Listings of boxed layout items
>>>>>
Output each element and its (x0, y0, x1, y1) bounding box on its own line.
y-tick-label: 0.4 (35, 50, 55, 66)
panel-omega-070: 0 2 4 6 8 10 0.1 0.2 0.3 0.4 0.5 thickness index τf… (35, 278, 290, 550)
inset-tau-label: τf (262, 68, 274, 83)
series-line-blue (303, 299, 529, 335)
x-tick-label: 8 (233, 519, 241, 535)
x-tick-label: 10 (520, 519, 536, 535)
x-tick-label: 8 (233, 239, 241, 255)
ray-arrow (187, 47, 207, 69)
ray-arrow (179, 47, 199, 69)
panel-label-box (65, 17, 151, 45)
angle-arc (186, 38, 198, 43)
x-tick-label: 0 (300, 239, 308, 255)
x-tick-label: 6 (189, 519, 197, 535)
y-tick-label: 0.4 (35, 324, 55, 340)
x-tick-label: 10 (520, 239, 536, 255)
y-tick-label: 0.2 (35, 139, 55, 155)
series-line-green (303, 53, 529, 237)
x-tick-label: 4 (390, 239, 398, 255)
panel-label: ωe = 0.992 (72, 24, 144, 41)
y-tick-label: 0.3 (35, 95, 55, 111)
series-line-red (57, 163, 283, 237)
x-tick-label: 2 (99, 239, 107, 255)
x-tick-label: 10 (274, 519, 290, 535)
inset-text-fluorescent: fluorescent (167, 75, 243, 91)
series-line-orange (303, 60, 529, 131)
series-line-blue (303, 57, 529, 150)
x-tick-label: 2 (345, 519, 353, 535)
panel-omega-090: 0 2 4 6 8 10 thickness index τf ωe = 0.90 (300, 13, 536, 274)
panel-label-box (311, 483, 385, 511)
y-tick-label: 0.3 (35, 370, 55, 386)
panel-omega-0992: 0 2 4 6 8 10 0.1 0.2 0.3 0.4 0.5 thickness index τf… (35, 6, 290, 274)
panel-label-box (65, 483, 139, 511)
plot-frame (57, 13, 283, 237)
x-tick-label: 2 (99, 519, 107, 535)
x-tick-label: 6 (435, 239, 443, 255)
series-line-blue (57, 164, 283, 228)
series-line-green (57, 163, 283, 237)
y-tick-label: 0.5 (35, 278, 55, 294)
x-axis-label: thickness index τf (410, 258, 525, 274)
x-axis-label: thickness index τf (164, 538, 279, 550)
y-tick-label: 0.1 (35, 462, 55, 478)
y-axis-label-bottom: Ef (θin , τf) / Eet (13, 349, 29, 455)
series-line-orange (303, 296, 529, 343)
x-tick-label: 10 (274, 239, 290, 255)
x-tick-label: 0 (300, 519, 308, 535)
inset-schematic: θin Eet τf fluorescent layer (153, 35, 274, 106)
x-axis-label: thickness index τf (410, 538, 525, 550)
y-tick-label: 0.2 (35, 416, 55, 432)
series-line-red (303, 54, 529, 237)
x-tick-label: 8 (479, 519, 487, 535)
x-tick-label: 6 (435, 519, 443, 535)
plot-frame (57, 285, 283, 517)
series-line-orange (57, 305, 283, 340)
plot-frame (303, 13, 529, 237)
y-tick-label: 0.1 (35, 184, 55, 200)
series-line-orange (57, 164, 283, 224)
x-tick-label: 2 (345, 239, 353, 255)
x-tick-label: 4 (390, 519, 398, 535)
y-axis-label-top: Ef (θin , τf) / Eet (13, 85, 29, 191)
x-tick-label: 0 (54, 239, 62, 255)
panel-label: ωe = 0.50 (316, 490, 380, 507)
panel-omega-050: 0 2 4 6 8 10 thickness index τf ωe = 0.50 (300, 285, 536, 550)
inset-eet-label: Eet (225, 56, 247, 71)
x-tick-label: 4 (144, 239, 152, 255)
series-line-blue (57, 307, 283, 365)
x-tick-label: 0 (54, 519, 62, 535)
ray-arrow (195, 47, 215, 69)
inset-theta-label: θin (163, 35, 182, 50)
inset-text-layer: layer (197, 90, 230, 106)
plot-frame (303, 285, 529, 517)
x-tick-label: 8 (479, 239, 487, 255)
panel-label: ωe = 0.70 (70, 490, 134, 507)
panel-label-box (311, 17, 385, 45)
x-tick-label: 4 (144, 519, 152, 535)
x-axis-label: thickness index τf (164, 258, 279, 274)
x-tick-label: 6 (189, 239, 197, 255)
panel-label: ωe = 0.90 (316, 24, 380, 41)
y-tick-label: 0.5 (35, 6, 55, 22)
<<<<<
- **WORK INSTRUCTIONS**
Transcribe every line of the records above without any changes.

- **EXERCISE RESULT**
Output each element and its (x0, y0, x1, y1) bounding box on its own line.
y-tick-label: 0.4 (35, 50, 55, 66)
panel-omega-070: 0 2 4 6 8 10 0.1 0.2 0.3 0.4 0.5 thickness index τf… (35, 278, 290, 550)
inset-tau-label: τf (262, 68, 274, 83)
series-line-blue (303, 299, 529, 335)
x-tick-label: 8 (233, 519, 241, 535)
x-tick-label: 10 (520, 519, 536, 535)
x-tick-label: 8 (233, 239, 241, 255)
ray-arrow (187, 47, 207, 69)
ray-arrow (179, 47, 199, 69)
panel-label-box (65, 17, 151, 45)
angle-arc (186, 38, 198, 43)
x-tick-label: 0 (300, 239, 308, 255)
x-tick-label: 6 (189, 519, 197, 535)
y-tick-label: 0.4 (35, 324, 55, 340)
x-tick-label: 10 (520, 239, 536, 255)
y-tick-label: 0.2 (35, 139, 55, 155)
series-line-green (303, 53, 529, 237)
x-tick-label: 4 (390, 239, 398, 255)
panel-label: ωe = 0.992 (72, 24, 144, 41)
y-tick-label: 0.3 (35, 95, 55, 111)
series-line-red (57, 163, 283, 237)
x-tick-label: 2 (99, 239, 107, 255)
x-tick-label: 10 (274, 519, 290, 535)
inset-text-fluorescent: fluorescent (167, 75, 243, 91)
series-line-orange (303, 60, 529, 131)
series-line-blue (303, 57, 529, 150)
x-tick-label: 2 (345, 519, 353, 535)
panel-omega-090: 0 2 4 6 8 10 thickness index τf ωe = 0.90 (300, 13, 536, 274)
panel-label-box (311, 483, 385, 511)
y-tick-label: 0.3 (35, 370, 55, 386)
panel-omega-0992: 0 2 4 6 8 10 0.1 0.2 0.3 0.4 0.5 thickness index τf… (35, 6, 290, 274)
panel-label-box (65, 483, 139, 511)
plot-frame (57, 13, 283, 237)
x-tick-label: 2 (99, 519, 107, 535)
x-tick-label: 6 (435, 239, 443, 255)
series-line-blue (57, 164, 283, 228)
series-line-green (57, 163, 283, 237)
y-tick-label: 0.5 (35, 278, 55, 294)
x-axis-label: thickness index τf (410, 258, 525, 274)
x-axis-label: thickness index τf (164, 538, 279, 550)
y-tick-label: 0.1 (35, 462, 55, 478)
y-axis-label-bottom: Ef (θin , τf) / Eet (13, 349, 29, 455)
series-line-orange (303, 296, 529, 343)
x-tick-label: 10 (274, 239, 290, 255)
x-tick-label: 0 (300, 519, 308, 535)
inset-schematic: θin Eet τf fluorescent layer (153, 35, 274, 106)
x-axis-label: thickness index τf (410, 538, 525, 550)
y-tick-label: 0.2 (35, 416, 55, 432)
series-line-red (303, 54, 529, 237)
x-tick-label: 8 (479, 519, 487, 535)
x-tick-label: 6 (435, 519, 443, 535)
plot-frame (57, 285, 283, 517)
series-line-orange (57, 305, 283, 340)
plot-frame (303, 13, 529, 237)
y-tick-label: 0.1 (35, 184, 55, 200)
series-line-orange (57, 164, 283, 224)
x-tick-label: 2 (345, 239, 353, 255)
x-tick-label: 4 (390, 519, 398, 535)
y-axis-label-top: Ef (θin , τf) / Eet (13, 85, 29, 191)
x-tick-label: 0 (54, 239, 62, 255)
panel-label: ωe = 0.50 (316, 490, 380, 507)
panel-omega-050: 0 2 4 6 8 10 thickness index τf ωe = 0.50 (300, 285, 536, 550)
inset-eet-label: Eet (225, 56, 247, 71)
x-tick-label: 4 (144, 239, 152, 255)
series-line-blue (57, 307, 283, 365)
x-tick-label: 0 (54, 519, 62, 535)
ray-arrow (195, 47, 215, 69)
inset-theta-label: θin (163, 35, 182, 50)
inset-text-layer: layer (197, 90, 230, 106)
plot-frame (303, 285, 529, 517)
x-tick-label: 8 (479, 239, 487, 255)
panel-label: ωe = 0.70 (70, 490, 134, 507)
panel-label-box (311, 17, 385, 45)
x-tick-label: 4 (144, 519, 152, 535)
x-axis-label: thickness index τf (164, 258, 279, 274)
x-tick-label: 6 (189, 239, 197, 255)
panel-label: ωe = 0.90 (316, 24, 380, 41)
y-tick-label: 0.5 (35, 6, 55, 22)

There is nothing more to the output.